YOUR INSTRUCTIONS →
Locate and copy each line in the data that contains the word "Dagmar".

Start of INFORMATION SHOWN

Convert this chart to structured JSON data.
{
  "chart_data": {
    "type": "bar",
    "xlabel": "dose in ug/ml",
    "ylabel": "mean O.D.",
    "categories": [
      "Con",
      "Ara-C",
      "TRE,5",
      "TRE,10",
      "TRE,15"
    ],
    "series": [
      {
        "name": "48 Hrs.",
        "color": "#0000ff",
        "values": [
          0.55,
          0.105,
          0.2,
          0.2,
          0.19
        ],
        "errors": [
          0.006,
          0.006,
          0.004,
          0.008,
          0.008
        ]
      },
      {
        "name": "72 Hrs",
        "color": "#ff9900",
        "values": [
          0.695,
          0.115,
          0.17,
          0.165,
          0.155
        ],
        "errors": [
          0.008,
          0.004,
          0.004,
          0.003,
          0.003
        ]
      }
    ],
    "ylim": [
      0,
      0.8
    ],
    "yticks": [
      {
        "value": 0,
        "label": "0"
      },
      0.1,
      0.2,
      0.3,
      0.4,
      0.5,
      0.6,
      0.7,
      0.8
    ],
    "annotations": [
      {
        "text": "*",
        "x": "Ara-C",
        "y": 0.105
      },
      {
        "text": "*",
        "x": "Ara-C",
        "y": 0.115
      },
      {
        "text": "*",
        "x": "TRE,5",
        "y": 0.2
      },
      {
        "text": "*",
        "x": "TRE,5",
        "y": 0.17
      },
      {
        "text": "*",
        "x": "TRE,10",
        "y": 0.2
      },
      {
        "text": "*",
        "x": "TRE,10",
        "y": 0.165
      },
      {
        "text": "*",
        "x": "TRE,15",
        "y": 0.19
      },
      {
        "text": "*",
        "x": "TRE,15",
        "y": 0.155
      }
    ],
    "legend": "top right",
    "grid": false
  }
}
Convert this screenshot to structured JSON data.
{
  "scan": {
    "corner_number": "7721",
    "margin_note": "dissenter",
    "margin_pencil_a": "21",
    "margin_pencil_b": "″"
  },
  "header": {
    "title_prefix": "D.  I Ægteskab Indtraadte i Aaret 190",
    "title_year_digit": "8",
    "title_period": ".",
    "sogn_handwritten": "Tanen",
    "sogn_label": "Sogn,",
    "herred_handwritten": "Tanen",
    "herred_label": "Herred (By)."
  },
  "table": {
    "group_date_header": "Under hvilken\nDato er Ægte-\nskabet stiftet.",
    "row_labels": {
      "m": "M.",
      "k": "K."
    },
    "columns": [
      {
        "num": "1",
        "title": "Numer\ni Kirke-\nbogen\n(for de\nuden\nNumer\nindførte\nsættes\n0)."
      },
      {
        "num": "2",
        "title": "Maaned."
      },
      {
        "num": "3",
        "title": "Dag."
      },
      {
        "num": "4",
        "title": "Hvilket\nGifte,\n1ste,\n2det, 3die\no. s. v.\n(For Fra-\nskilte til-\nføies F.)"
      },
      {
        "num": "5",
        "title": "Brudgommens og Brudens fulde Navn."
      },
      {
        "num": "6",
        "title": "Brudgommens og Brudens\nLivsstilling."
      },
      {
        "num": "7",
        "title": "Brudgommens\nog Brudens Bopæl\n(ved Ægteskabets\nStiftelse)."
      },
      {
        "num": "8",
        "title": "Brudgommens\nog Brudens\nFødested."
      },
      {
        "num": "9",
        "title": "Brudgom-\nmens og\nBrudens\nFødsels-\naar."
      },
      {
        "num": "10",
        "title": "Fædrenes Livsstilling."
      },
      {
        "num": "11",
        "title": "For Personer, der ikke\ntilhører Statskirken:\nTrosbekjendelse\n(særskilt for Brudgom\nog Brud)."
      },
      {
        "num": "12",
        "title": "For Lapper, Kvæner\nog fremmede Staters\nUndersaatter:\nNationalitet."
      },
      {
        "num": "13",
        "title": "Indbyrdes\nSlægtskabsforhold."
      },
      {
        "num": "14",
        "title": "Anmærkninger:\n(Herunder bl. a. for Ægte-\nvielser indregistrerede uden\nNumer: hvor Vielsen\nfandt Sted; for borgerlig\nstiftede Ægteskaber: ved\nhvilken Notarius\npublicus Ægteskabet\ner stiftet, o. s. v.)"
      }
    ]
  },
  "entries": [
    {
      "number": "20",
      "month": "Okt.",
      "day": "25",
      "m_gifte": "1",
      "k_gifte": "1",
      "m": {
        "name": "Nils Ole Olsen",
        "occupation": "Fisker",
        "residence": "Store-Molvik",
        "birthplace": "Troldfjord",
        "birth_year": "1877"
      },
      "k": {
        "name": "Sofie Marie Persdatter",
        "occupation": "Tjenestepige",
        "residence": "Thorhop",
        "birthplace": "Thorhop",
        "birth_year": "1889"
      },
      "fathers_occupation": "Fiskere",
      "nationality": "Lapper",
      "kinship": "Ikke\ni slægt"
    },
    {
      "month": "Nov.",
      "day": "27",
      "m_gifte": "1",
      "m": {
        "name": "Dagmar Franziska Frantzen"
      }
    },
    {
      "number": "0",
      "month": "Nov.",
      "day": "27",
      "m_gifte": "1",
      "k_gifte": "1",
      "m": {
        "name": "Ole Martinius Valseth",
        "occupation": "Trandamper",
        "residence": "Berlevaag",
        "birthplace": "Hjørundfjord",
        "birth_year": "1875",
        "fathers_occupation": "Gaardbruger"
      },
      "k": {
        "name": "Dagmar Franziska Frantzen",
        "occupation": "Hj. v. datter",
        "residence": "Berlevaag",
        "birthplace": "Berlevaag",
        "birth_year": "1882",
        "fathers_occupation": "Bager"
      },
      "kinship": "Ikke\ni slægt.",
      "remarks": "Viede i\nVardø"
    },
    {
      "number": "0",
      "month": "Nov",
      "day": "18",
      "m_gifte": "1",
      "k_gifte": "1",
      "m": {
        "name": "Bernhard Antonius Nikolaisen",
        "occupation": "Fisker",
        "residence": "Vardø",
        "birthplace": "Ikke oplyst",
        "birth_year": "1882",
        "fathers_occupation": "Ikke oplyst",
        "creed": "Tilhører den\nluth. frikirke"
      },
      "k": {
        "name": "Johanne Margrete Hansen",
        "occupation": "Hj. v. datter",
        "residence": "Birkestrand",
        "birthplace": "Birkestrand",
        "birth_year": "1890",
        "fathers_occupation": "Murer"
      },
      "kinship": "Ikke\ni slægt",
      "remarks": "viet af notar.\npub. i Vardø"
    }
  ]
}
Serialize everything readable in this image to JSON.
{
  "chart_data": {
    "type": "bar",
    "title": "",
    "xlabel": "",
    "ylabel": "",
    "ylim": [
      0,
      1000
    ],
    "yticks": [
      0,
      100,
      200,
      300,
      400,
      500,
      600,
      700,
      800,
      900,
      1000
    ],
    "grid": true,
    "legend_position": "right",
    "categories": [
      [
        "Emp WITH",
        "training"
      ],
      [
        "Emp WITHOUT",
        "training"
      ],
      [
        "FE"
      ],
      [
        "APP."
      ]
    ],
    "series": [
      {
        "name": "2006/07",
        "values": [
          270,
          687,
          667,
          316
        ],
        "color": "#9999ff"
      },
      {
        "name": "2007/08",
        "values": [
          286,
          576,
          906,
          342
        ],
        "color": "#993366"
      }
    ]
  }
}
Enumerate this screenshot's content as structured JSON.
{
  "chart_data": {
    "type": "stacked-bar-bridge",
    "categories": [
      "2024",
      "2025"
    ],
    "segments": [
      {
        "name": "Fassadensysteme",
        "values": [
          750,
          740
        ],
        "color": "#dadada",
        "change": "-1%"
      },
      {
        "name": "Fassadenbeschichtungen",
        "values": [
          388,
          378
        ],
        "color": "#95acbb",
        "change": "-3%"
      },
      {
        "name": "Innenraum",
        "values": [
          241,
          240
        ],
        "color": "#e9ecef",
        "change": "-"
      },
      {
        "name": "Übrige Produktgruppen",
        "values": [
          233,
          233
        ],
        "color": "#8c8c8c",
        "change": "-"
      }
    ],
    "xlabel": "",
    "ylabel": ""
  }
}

End of INFORMATION SHOWN

FINAL RESULT →
        "name": "Dagmar Franziska Frantzen"
        "name": "Dagmar Franziska Frantzen",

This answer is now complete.